(Dataset rows about figures)
↓↓↓

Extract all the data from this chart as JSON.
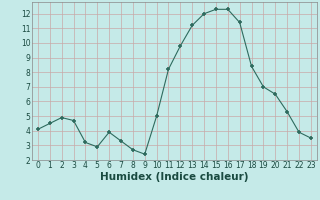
{
  "x": [
    0,
    1,
    2,
    3,
    4,
    5,
    6,
    7,
    8,
    9,
    10,
    11,
    12,
    13,
    14,
    15,
    16,
    17,
    18,
    19,
    20,
    21,
    22,
    23
  ],
  "y": [
    4.1,
    4.5,
    4.9,
    4.7,
    3.2,
    2.9,
    3.9,
    3.3,
    2.7,
    2.4,
    5.0,
    8.2,
    9.8,
    11.2,
    12.0,
    12.3,
    12.3,
    11.4,
    8.4,
    7.0,
    6.5,
    5.3,
    3.9,
    3.5
  ],
  "xlabel": "Humidex (Indice chaleur)",
  "bg_color": "#c5eae8",
  "grid_color": "#c8a8a8",
  "line_color": "#2e6b5e",
  "marker_color": "#2e6b5e",
  "xlim": [
    -0.5,
    23.5
  ],
  "ylim": [
    2,
    12.8
  ],
  "yticks": [
    2,
    3,
    4,
    5,
    6,
    7,
    8,
    9,
    10,
    11,
    12
  ],
  "xticks": [
    0,
    1,
    2,
    3,
    4,
    5,
    6,
    7,
    8,
    9,
    10,
    11,
    12,
    13,
    14,
    15,
    16,
    17,
    18,
    19,
    20,
    21,
    22,
    23
  ],
  "tick_fontsize": 5.5,
  "xlabel_fontsize": 7.5
}
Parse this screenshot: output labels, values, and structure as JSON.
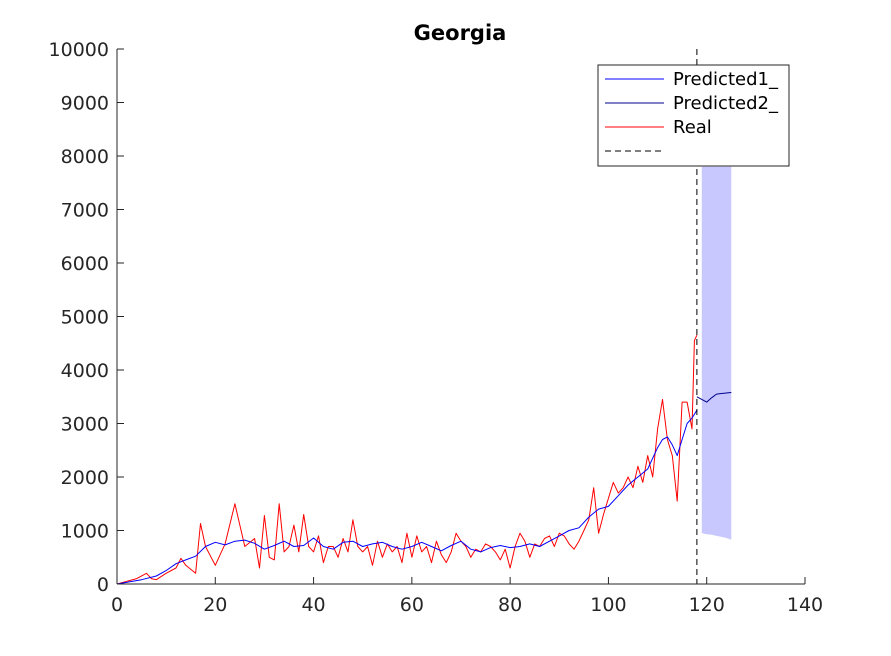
{
  "chart_data": {
    "type": "line",
    "title": "Georgia",
    "xlabel": "",
    "ylabel": "",
    "xlim": [
      0,
      140
    ],
    "ylim": [
      0,
      10000
    ],
    "xticks": [
      0,
      20,
      40,
      60,
      80,
      100,
      120,
      140
    ],
    "yticks": [
      0,
      1000,
      2000,
      3000,
      4000,
      5000,
      6000,
      7000,
      8000,
      9000,
      10000
    ],
    "grid": false,
    "legend_placement": "top-right",
    "cutoff_x": 118,
    "colors": {
      "predicted1": "#0000ff",
      "predicted2": "#00008b",
      "real": "#ff0000",
      "cutoff": "#000000",
      "band": "#c8c8ff"
    },
    "series": [
      {
        "name": "Predicted1_",
        "x": [
          0,
          5,
          8,
          10,
          12,
          14,
          16,
          18,
          20,
          22,
          24,
          26,
          28,
          30,
          32,
          34,
          36,
          38,
          40,
          42,
          44,
          46,
          48,
          50,
          52,
          54,
          56,
          58,
          60,
          62,
          64,
          66,
          68,
          70,
          72,
          74,
          76,
          78,
          80,
          82,
          84,
          86,
          88,
          90,
          92,
          94,
          96,
          98,
          100,
          102,
          104,
          106,
          108,
          110,
          111,
          112,
          113,
          114,
          115,
          116,
          117,
          118
        ],
        "values": [
          0,
          80,
          150,
          250,
          380,
          450,
          520,
          700,
          780,
          730,
          800,
          820,
          760,
          650,
          720,
          800,
          700,
          720,
          860,
          700,
          650,
          780,
          800,
          700,
          750,
          780,
          700,
          650,
          700,
          780,
          700,
          620,
          720,
          800,
          650,
          600,
          680,
          720,
          680,
          700,
          750,
          700,
          800,
          900,
          1000,
          1050,
          1250,
          1400,
          1450,
          1650,
          1850,
          2000,
          2150,
          2550,
          2700,
          2750,
          2600,
          2400,
          2700,
          3000,
          3100,
          3250
        ]
      },
      {
        "name": "Predicted2_",
        "x": [
          118,
          119,
          120,
          121,
          122,
          123,
          124,
          125
        ],
        "values": [
          3500,
          3450,
          3400,
          3480,
          3550,
          3560,
          3570,
          3580
        ]
      },
      {
        "name": "Real",
        "x": [
          0,
          2,
          4,
          6,
          7,
          8,
          10,
          12,
          13,
          14,
          16,
          17,
          18,
          20,
          21,
          22,
          24,
          26,
          28,
          29,
          30,
          31,
          32,
          33,
          34,
          35,
          36,
          37,
          38,
          39,
          40,
          41,
          42,
          43,
          44,
          45,
          46,
          47,
          48,
          49,
          50,
          51,
          52,
          53,
          54,
          55,
          56,
          57,
          58,
          59,
          60,
          61,
          62,
          63,
          64,
          65,
          66,
          67,
          68,
          69,
          70,
          71,
          72,
          73,
          74,
          75,
          76,
          77,
          78,
          79,
          80,
          81,
          82,
          83,
          84,
          85,
          86,
          87,
          88,
          89,
          90,
          91,
          92,
          93,
          94,
          95,
          96,
          97,
          98,
          99,
          100,
          101,
          102,
          103,
          104,
          105,
          106,
          107,
          108,
          109,
          110,
          111,
          112,
          113,
          114,
          115,
          116,
          117,
          117.5,
          118
        ],
        "values": [
          0,
          50,
          100,
          200,
          100,
          80,
          200,
          300,
          480,
          350,
          200,
          1130,
          700,
          350,
          550,
          750,
          1500,
          700,
          850,
          300,
          1280,
          500,
          450,
          1500,
          600,
          700,
          1100,
          600,
          1300,
          700,
          600,
          900,
          400,
          700,
          700,
          500,
          850,
          600,
          1200,
          700,
          600,
          700,
          350,
          800,
          500,
          750,
          600,
          700,
          400,
          950,
          500,
          900,
          600,
          700,
          400,
          800,
          550,
          400,
          600,
          950,
          800,
          700,
          500,
          650,
          600,
          750,
          700,
          600,
          450,
          650,
          300,
          700,
          950,
          800,
          500,
          750,
          700,
          850,
          900,
          700,
          950,
          900,
          750,
          650,
          800,
          1000,
          1200,
          1800,
          950,
          1300,
          1600,
          1900,
          1700,
          1800,
          2000,
          1800,
          2200,
          1900,
          2400,
          2000,
          2900,
          3450,
          2700,
          2400,
          1550,
          3400,
          3400,
          2900,
          4550,
          4650
        ]
      }
    ],
    "uncertainty_band": {
      "x": [
        119,
        120,
        121,
        122,
        123,
        124,
        125
      ],
      "upper": [
        7800,
        7800,
        7800,
        7800,
        7800,
        7800,
        7800
      ],
      "lower": [
        950,
        930,
        920,
        900,
        880,
        860,
        830
      ]
    }
  }
}
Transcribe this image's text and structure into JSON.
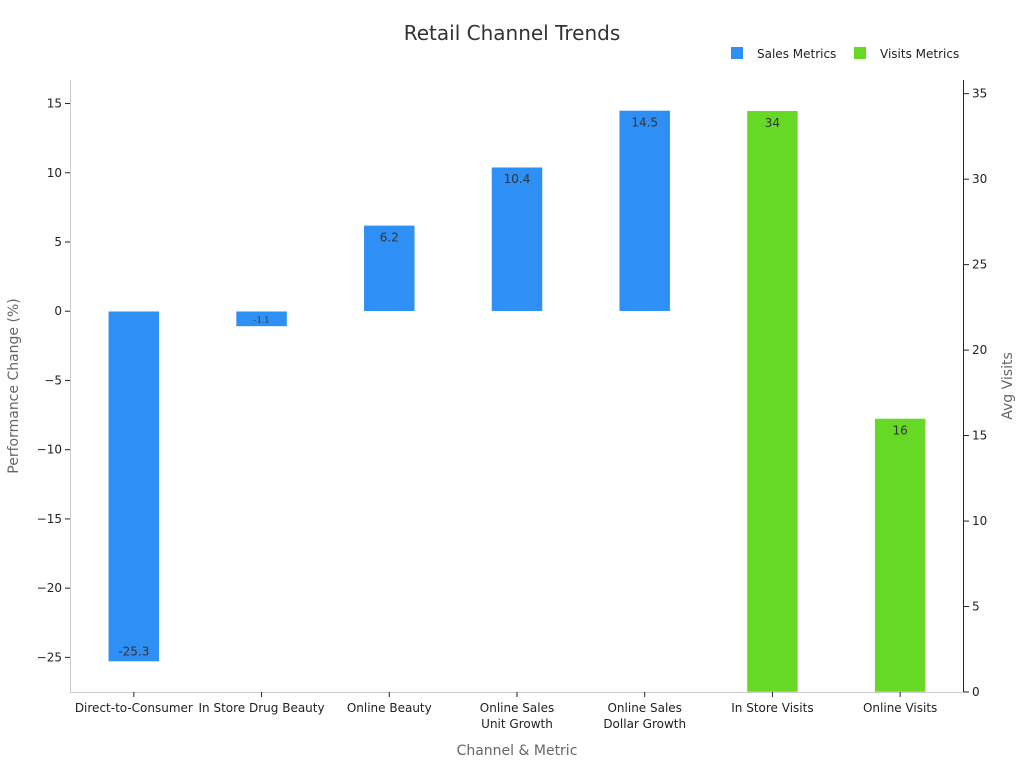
{
  "chart_data": {
    "type": "bar",
    "title": "Retail Channel Trends",
    "xlabel": "Channel & Metric",
    "ylabel": "Performance Change (%)",
    "y2label": "Avg Visits",
    "categories": [
      "Direct-to-Consumer",
      "In Store Drug Beauty",
      [
        "Online Beauty"
      ],
      [
        "Online Sales",
        "Unit Growth"
      ],
      [
        "Online Sales",
        "Dollar Growth"
      ],
      [
        "In Store Visits"
      ],
      [
        "Online Visits"
      ]
    ],
    "series": [
      {
        "name": "Sales Metrics",
        "axis": "left",
        "color": "#2e90f5",
        "values": [
          -25.3,
          -1.1,
          6.2,
          10.4,
          14.5,
          null,
          null
        ],
        "labels": [
          "-25.3",
          "-1.1",
          "6.2",
          "10.4",
          "14.5",
          "",
          ""
        ]
      },
      {
        "name": "Visits Metrics",
        "axis": "right",
        "color": "#66d925",
        "values": [
          null,
          null,
          null,
          null,
          null,
          34,
          16
        ],
        "labels": [
          "",
          "",
          "",
          "",
          "",
          "34",
          "16"
        ]
      }
    ],
    "ylim": [
      -27.5,
      16.7
    ],
    "y2lim": [
      0,
      35.8
    ],
    "yticks": [
      15,
      10,
      5,
      0,
      -5,
      -10,
      -15,
      -20,
      -25
    ],
    "yticklabels": [
      "15",
      "10",
      "5",
      "0",
      "−5",
      "−10",
      "−15",
      "−20",
      "−25"
    ],
    "y2ticks": [
      35,
      30,
      25,
      20,
      15,
      10,
      5,
      0
    ],
    "y2ticklabels": [
      "35",
      "30",
      "25",
      "20",
      "15",
      "10",
      "5",
      "0"
    ],
    "legend": "top-right",
    "grid": false
  }
}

↑↑↑

* What you will do:
Gather each line of the records holding the string "Channel".

* The output:
    "title": "Retail Channel Trends",
    "xlabel": "Channel & Metric",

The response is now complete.